Copy every line of the listing that holds the string "text".

☆ ☆ ☆

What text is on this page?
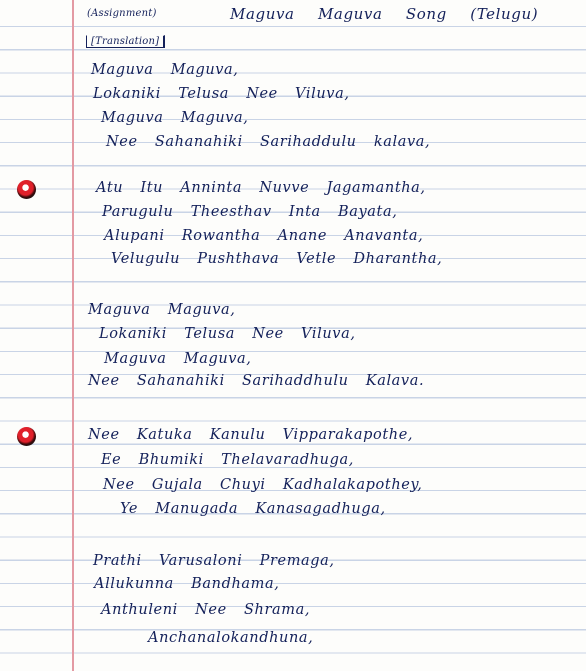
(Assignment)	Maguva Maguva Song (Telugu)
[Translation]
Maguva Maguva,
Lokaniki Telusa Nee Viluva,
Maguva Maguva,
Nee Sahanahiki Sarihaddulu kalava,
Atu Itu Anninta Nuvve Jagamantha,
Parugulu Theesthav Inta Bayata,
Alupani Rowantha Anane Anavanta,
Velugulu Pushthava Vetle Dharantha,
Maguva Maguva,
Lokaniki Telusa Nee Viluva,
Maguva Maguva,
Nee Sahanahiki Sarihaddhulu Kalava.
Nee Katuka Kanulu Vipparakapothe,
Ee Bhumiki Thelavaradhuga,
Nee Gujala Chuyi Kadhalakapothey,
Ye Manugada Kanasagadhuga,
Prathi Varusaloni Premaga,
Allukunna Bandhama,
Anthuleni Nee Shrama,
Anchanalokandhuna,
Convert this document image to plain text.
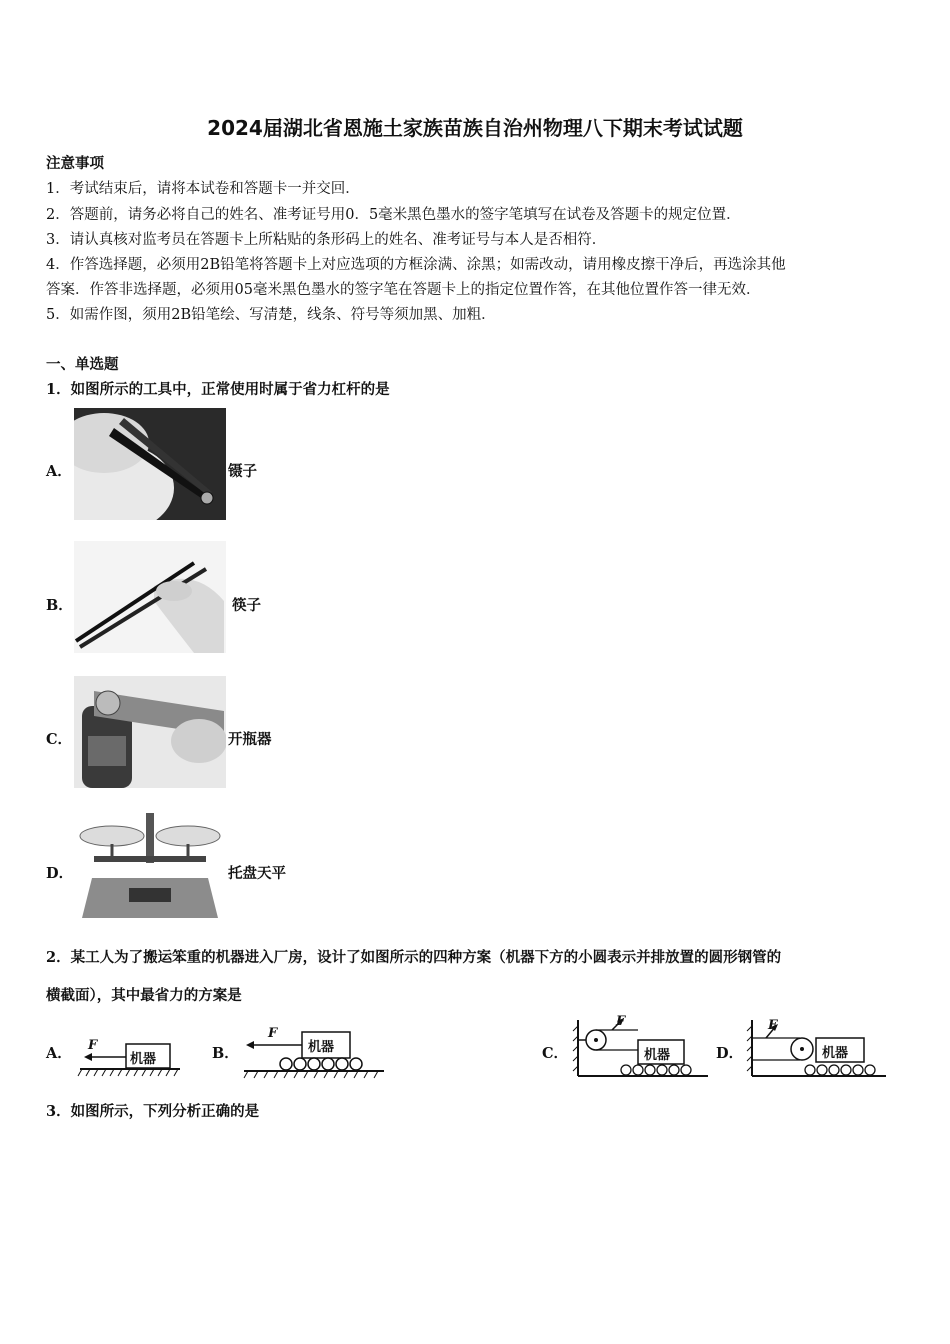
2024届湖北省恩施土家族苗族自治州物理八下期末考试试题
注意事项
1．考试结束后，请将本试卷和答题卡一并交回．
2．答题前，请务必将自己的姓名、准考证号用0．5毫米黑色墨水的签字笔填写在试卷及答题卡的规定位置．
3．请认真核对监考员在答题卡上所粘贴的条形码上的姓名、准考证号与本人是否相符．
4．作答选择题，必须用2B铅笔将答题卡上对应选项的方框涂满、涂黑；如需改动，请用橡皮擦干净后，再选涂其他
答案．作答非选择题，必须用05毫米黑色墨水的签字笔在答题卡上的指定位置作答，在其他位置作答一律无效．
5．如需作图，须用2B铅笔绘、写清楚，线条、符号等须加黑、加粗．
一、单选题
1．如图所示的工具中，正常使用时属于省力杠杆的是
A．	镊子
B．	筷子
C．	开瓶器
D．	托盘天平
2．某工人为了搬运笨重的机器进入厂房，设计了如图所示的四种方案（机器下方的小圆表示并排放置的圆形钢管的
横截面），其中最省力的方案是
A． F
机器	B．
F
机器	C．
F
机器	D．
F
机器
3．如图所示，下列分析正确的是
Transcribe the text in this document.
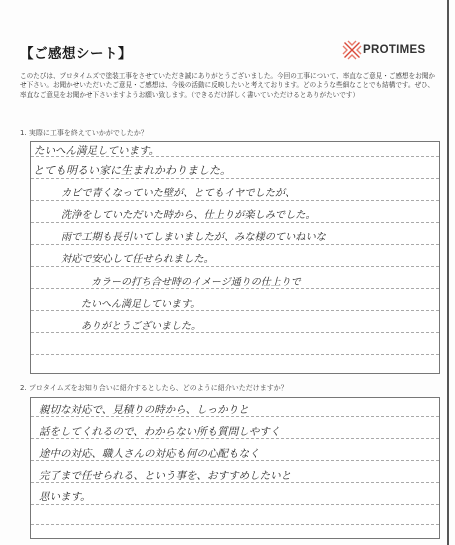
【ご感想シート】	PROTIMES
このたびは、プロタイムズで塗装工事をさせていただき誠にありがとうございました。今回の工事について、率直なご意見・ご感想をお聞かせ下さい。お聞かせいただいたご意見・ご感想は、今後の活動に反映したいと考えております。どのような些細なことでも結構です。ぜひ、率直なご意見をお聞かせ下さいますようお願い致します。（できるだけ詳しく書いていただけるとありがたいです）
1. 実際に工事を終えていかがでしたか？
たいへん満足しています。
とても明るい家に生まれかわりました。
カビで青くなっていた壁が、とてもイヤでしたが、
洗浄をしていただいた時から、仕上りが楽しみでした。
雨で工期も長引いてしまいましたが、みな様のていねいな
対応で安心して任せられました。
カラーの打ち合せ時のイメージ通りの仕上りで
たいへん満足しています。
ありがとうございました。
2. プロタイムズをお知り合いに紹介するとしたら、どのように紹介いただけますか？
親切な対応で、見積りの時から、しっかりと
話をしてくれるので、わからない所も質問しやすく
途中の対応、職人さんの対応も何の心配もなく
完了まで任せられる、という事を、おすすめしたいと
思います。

☆ ☆ ☆

» **Response to the task**
What text is on this page?
Convert this document image to plain text.
Transcribe the text in this document.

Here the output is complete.